[Data records]
■ ■ ■ ■
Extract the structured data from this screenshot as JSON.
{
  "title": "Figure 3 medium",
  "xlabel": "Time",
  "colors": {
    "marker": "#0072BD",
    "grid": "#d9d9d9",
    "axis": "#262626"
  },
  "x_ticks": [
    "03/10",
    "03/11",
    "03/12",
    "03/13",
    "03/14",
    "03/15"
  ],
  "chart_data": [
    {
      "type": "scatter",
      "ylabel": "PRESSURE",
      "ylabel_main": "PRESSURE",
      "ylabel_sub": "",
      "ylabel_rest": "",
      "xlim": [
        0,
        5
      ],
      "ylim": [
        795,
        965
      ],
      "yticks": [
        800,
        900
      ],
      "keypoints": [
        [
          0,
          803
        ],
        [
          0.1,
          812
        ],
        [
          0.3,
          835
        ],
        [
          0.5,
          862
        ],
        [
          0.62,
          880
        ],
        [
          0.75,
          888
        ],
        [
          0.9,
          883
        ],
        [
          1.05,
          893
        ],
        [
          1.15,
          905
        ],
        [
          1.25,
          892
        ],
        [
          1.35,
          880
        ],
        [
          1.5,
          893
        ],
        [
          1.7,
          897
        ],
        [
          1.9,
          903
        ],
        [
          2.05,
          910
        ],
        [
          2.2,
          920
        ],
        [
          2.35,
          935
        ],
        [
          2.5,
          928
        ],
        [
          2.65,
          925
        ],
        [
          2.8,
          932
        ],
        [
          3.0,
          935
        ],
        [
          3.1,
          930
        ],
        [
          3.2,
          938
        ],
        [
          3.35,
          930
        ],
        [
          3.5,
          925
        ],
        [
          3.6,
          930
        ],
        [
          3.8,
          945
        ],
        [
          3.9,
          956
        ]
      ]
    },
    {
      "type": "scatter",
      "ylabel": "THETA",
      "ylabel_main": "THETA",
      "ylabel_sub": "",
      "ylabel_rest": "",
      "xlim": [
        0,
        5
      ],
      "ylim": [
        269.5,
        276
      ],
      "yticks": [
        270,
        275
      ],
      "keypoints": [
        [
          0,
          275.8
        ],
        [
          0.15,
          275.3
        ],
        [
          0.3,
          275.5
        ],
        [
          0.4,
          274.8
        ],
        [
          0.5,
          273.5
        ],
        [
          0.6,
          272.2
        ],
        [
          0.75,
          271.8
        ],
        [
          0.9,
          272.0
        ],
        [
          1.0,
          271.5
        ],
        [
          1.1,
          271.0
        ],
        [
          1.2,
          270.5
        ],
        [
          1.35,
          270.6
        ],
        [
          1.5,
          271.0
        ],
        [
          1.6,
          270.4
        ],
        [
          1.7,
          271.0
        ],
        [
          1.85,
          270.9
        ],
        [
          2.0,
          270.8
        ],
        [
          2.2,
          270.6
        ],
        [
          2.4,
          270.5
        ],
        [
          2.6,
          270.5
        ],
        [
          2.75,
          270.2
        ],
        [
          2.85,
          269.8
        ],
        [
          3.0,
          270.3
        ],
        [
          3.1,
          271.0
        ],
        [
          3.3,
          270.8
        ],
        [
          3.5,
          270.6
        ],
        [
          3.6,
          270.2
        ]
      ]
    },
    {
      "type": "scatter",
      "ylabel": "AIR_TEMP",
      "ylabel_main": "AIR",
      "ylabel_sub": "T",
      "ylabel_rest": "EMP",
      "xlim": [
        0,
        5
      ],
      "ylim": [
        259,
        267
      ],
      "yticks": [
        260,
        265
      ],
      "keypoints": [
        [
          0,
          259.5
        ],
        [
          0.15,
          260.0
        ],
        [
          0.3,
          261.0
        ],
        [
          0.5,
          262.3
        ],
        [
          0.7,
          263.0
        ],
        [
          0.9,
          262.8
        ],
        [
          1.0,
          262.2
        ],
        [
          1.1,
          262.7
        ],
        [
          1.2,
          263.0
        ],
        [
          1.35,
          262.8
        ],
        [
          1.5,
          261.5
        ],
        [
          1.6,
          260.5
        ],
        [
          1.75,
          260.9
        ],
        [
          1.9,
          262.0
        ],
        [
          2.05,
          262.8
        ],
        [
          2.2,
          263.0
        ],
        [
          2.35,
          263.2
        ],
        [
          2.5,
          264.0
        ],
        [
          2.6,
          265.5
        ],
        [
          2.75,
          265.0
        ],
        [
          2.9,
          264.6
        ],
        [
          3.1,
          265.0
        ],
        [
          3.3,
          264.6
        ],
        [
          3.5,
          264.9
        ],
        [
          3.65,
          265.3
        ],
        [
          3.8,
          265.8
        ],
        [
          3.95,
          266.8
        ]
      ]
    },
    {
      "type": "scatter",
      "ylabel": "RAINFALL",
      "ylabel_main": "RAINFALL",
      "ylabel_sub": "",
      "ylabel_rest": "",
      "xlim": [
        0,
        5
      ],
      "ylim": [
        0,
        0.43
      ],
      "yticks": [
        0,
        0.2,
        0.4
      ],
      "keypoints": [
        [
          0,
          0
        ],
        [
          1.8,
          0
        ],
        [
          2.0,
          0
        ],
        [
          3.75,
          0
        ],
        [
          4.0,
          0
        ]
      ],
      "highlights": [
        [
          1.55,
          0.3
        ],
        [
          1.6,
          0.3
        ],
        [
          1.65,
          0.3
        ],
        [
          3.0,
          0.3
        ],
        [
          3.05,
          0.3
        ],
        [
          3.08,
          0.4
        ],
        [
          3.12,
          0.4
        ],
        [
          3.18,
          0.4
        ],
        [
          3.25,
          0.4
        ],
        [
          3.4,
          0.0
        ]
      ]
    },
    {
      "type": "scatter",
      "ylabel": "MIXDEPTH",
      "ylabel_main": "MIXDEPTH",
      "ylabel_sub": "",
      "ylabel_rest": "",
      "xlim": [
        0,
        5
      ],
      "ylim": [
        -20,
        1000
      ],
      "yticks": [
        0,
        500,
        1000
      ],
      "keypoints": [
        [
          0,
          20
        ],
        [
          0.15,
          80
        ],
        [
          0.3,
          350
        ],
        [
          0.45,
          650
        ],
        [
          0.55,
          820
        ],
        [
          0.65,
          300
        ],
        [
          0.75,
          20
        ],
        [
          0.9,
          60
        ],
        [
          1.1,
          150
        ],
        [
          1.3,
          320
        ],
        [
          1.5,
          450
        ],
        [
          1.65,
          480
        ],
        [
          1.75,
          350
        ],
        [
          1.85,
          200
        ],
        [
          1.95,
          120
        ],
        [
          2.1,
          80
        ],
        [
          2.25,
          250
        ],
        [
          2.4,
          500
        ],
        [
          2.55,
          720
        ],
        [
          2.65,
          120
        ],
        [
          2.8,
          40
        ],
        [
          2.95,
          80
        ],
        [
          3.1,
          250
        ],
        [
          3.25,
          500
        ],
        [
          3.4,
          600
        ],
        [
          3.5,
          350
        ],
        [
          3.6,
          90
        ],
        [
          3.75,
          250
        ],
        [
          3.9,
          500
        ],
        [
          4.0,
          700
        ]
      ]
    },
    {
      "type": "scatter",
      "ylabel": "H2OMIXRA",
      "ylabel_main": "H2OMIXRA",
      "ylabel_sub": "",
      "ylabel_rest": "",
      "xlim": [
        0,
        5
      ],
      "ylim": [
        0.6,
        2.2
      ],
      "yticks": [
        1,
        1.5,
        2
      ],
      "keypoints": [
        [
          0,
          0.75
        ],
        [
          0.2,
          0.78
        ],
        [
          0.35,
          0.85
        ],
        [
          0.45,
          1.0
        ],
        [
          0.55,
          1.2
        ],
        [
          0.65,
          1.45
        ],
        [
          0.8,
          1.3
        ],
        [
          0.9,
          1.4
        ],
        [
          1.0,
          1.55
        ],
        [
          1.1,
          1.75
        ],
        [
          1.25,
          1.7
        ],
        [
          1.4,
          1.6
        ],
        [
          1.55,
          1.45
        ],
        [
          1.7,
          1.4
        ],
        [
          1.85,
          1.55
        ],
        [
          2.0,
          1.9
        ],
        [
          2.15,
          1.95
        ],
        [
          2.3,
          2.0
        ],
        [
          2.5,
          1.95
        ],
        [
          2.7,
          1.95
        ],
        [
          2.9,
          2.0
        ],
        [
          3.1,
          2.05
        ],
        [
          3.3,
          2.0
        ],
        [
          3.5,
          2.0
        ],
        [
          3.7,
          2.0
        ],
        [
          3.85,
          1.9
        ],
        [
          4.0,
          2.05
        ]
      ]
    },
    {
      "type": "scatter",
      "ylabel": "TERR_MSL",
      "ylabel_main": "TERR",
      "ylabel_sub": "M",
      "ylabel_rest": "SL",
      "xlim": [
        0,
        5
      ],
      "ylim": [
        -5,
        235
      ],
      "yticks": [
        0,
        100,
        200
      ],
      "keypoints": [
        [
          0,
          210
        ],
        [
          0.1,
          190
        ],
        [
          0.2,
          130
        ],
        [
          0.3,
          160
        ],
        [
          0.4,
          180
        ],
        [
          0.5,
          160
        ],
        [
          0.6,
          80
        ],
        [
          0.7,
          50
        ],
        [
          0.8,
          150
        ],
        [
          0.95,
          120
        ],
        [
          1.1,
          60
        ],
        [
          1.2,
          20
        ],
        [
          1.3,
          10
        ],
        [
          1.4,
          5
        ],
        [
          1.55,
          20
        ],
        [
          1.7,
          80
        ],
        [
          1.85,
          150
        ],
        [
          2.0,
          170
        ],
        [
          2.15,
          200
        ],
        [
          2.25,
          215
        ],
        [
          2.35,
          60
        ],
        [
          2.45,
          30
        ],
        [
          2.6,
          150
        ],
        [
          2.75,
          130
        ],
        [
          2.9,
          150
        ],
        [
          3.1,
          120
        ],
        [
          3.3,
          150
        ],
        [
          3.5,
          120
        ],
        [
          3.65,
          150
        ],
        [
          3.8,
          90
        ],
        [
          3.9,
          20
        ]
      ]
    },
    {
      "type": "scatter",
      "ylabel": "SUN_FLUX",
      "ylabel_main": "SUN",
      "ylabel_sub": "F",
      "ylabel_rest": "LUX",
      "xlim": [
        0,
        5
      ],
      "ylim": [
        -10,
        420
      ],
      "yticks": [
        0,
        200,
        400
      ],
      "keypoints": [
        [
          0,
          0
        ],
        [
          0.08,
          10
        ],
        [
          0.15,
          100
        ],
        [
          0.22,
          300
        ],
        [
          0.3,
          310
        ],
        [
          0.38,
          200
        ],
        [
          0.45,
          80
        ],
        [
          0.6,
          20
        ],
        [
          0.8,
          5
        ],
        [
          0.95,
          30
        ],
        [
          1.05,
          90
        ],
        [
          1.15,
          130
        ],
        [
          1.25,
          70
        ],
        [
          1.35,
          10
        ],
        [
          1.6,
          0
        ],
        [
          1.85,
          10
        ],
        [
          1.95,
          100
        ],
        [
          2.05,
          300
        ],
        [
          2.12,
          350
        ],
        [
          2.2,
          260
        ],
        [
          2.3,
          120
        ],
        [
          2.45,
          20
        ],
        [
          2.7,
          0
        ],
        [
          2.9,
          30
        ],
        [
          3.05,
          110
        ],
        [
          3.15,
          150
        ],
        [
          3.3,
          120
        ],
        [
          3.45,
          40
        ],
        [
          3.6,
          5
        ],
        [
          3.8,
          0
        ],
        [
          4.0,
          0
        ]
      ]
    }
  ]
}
■ ■ ■ ■
# Exercise description
Check each line of the records for the word "MIXDEPTH" and extract those that contain it.

# The response
      "ylabel": "MIXDEPTH",
      "ylabel_main": "MIXDEPTH",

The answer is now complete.